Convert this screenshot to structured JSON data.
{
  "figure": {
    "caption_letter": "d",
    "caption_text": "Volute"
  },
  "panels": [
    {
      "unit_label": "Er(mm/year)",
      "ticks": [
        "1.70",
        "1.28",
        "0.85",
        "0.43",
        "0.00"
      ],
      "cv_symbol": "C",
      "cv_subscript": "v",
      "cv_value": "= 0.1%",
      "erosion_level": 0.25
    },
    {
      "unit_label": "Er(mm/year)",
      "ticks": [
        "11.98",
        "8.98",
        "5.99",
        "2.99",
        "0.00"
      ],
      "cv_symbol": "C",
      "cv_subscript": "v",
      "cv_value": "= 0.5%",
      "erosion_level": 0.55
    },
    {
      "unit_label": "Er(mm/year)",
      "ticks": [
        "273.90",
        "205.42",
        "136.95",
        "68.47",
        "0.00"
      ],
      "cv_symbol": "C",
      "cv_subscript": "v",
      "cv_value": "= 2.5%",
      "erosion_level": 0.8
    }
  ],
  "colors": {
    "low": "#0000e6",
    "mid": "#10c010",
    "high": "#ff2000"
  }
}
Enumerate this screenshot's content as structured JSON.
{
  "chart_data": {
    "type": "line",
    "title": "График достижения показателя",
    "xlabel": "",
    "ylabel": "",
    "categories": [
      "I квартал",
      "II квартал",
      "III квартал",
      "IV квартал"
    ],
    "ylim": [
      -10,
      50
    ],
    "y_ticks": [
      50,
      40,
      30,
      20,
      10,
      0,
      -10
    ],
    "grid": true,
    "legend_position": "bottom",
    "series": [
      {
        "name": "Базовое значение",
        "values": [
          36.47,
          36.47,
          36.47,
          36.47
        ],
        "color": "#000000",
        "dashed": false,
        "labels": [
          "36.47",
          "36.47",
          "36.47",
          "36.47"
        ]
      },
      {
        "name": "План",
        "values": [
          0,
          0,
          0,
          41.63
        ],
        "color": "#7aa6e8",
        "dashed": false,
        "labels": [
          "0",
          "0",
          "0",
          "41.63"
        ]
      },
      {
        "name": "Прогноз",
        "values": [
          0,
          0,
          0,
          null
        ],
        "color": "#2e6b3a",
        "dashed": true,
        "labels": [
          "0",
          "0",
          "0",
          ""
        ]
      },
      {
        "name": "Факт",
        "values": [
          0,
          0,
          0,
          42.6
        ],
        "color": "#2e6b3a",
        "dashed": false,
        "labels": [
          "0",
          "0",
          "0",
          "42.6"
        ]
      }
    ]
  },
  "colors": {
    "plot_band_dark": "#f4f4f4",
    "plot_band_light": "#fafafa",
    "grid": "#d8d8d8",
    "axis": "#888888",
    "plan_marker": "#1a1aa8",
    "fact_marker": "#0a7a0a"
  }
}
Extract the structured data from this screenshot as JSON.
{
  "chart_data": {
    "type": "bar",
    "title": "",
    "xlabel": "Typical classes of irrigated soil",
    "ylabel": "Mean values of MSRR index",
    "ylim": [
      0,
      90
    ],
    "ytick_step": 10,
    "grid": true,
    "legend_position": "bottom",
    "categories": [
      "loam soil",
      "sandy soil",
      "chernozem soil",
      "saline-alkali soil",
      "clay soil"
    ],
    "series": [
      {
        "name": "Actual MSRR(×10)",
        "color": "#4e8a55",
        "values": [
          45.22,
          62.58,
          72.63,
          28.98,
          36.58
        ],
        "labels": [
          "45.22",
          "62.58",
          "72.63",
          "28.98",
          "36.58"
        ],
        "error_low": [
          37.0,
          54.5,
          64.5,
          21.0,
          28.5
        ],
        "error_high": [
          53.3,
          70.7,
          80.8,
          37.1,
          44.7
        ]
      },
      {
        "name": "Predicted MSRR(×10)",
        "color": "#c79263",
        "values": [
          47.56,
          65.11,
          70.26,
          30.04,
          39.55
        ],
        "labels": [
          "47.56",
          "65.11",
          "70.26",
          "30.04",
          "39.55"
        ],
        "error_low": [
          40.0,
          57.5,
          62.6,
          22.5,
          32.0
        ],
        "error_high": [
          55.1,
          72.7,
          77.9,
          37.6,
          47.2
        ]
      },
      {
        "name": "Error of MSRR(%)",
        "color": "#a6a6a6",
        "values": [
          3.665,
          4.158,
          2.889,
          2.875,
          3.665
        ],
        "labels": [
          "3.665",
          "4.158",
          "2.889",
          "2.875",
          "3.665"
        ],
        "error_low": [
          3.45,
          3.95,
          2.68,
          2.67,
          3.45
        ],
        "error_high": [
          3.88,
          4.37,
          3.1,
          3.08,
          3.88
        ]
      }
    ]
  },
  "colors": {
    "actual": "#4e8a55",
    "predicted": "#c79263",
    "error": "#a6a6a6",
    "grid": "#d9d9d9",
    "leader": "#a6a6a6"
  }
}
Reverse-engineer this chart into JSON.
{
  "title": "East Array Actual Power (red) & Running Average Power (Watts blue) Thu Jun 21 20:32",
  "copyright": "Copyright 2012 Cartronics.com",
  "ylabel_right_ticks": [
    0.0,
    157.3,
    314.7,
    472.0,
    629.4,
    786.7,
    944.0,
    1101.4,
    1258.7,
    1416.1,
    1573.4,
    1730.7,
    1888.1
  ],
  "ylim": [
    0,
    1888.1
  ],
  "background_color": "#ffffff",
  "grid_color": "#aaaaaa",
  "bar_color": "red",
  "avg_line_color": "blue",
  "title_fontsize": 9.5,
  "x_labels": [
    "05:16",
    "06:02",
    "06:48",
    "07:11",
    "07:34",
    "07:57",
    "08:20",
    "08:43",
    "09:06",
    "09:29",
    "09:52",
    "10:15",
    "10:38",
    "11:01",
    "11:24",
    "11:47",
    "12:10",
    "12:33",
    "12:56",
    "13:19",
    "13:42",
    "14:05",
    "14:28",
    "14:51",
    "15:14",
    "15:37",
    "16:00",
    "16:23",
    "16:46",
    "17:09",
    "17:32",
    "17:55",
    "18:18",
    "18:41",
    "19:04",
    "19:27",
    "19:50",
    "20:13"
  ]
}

→ Task prompt: Return the whole listing exactly.

→ Solved problem:
Convert this screenshot to structured JSON data.
{
  "figure": {
    "caption_letter": "d",
    "caption_text": "Volute"
  },
  "panels": [
    {
      "unit_label": "Er(mm/year)",
      "ticks": [
        "1.70",
        "1.28",
        "0.85",
        "0.43",
        "0.00"
      ],
      "cv_symbol": "C",
      "cv_subscript": "v",
      "cv_value": "= 0.1%",
      "erosion_level": 0.25
    },
    {
      "unit_label": "Er(mm/year)",
      "ticks": [
        "11.98",
        "8.98",
        "5.99",
        "2.99",
        "0.00"
      ],
      "cv_symbol": "C",
      "cv_subscript": "v",
      "cv_value": "= 0.5%",
      "erosion_level": 0.55
    },
    {
      "unit_label": "Er(mm/year)",
      "ticks": [
        "273.90",
        "205.42",
        "136.95",
        "68.47",
        "0.00"
      ],
      "cv_symbol": "C",
      "cv_subscript": "v",
      "cv_value": "= 2.5%",
      "erosion_level": 0.8
    }
  ],
  "colors": {
    "low": "#0000e6",
    "mid": "#10c010",
    "high": "#ff2000"
  }
}
Enumerate this screenshot's content as structured JSON.
{
  "chart_data": {
    "type": "line",
    "title": "График достижения показателя",
    "xlabel": "",
    "ylabel": "",
    "categories": [
      "I квартал",
      "II квартал",
      "III квартал",
      "IV квартал"
    ],
    "ylim": [
      -10,
      50
    ],
    "y_ticks": [
      50,
      40,
      30,
      20,
      10,
      0,
      -10
    ],
    "grid": true,
    "legend_position": "bottom",
    "series": [
      {
        "name": "Базовое значение",
        "values": [
          36.47,
          36.47,
          36.47,
          36.47
        ],
        "color": "#000000",
        "dashed": false,
        "labels": [
          "36.47",
          "36.47",
          "36.47",
          "36.47"
        ]
      },
      {
        "name": "План",
        "values": [
          0,
          0,
          0,
          41.63
        ],
        "color": "#7aa6e8",
        "dashed": false,
        "labels": [
          "0",
          "0",
          "0",
          "41.63"
        ]
      },
      {
        "name": "Прогноз",
        "values": [
          0,
          0,
          0,
          null
        ],
        "color": "#2e6b3a",
        "dashed": true,
        "labels": [
          "0",
          "0",
          "0",
          ""
        ]
      },
      {
        "name": "Факт",
        "values": [
          0,
          0,
          0,
          42.6
        ],
        "color": "#2e6b3a",
        "dashed": false,
        "labels": [
          "0",
          "0",
          "0",
          "42.6"
        ]
      }
    ]
  },
  "colors": {
    "plot_band_dark": "#f4f4f4",
    "plot_band_light": "#fafafa",
    "grid": "#d8d8d8",
    "axis": "#888888",
    "plan_marker": "#1a1aa8",
    "fact_marker": "#0a7a0a"
  }
}
Extract the structured data from this screenshot as JSON.
{
  "chart_data": {
    "type": "bar",
    "title": "",
    "xlabel": "Typical classes of irrigated soil",
    "ylabel": "Mean values of MSRR index",
    "ylim": [
      0,
      90
    ],
    "ytick_step": 10,
    "grid": true,
    "legend_position": "bottom",
    "categories": [
      "loam soil",
      "sandy soil",
      "chernozem soil",
      "saline-alkali soil",
      "clay soil"
    ],
    "series": [
      {
        "name": "Actual MSRR(×10)",
        "color": "#4e8a55",
        "values": [
          45.22,
          62.58,
          72.63,
          28.98,
          36.58
        ],
        "labels": [
          "45.22",
          "62.58",
          "72.63",
          "28.98",
          "36.58"
        ],
        "error_low": [
          37.0,
          54.5,
          64.5,
          21.0,
          28.5
        ],
        "error_high": [
          53.3,
          70.7,
          80.8,
          37.1,
          44.7
        ]
      },
      {
        "name": "Predicted MSRR(×10)",
        "color": "#c79263",
        "values": [
          47.56,
          65.11,
          70.26,
          30.04,
          39.55
        ],
        "labels": [
          "47.56",
          "65.11",
          "70.26",
          "30.04",
          "39.55"
        ],
        "error_low": [
          40.0,
          57.5,
          62.6,
          22.5,
          32.0
        ],
        "error_high": [
          55.1,
          72.7,
          77.9,
          37.6,
          47.2
        ]
      },
      {
        "name": "Error of MSRR(%)",
        "color": "#a6a6a6",
        "values": [
          3.665,
          4.158,
          2.889,
          2.875,
          3.665
        ],
        "labels": [
          "3.665",
          "4.158",
          "2.889",
          "2.875",
          "3.665"
        ],
        "error_low": [
          3.45,
          3.95,
          2.68,
          2.67,
          3.45
        ],
        "error_high": [
          3.88,
          4.37,
          3.1,
          3.08,
          3.88
        ]
      }
    ]
  },
  "colors": {
    "actual": "#4e8a55",
    "predicted": "#c79263",
    "error": "#a6a6a6",
    "grid": "#d9d9d9",
    "leader": "#a6a6a6"
  }
}
Reverse-engineer this chart into JSON.
{
  "title": "East Array Actual Power (red) & Running Average Power (Watts blue) Thu Jun 21 20:32",
  "copyright": "Copyright 2012 Cartronics.com",
  "ylabel_right_ticks": [
    0.0,
    157.3,
    314.7,
    472.0,
    629.4,
    786.7,
    944.0,
    1101.4,
    1258.7,
    1416.1,
    1573.4,
    1730.7,
    1888.1
  ],
  "ylim": [
    0,
    1888.1
  ],
  "background_color": "#ffffff",
  "grid_color": "#aaaaaa",
  "bar_color": "red",
  "avg_line_color": "blue",
  "title_fontsize": 9.5,
  "x_labels": [
    "05:16",
    "06:02",
    "06:48",
    "07:11",
    "07:34",
    "07:57",
    "08:20",
    "08:43",
    "09:06",
    "09:29",
    "09:52",
    "10:15",
    "10:38",
    "11:01",
    "11:24",
    "11:47",
    "12:10",
    "12:33",
    "12:56",
    "13:19",
    "13:42",
    "14:05",
    "14:28",
    "14:51",
    "15:14",
    "15:37",
    "16:00",
    "16:23",
    "16:46",
    "17:09",
    "17:32",
    "17:55",
    "18:18",
    "18:41",
    "19:04",
    "19:27",
    "19:50",
    "20:13"
  ]
}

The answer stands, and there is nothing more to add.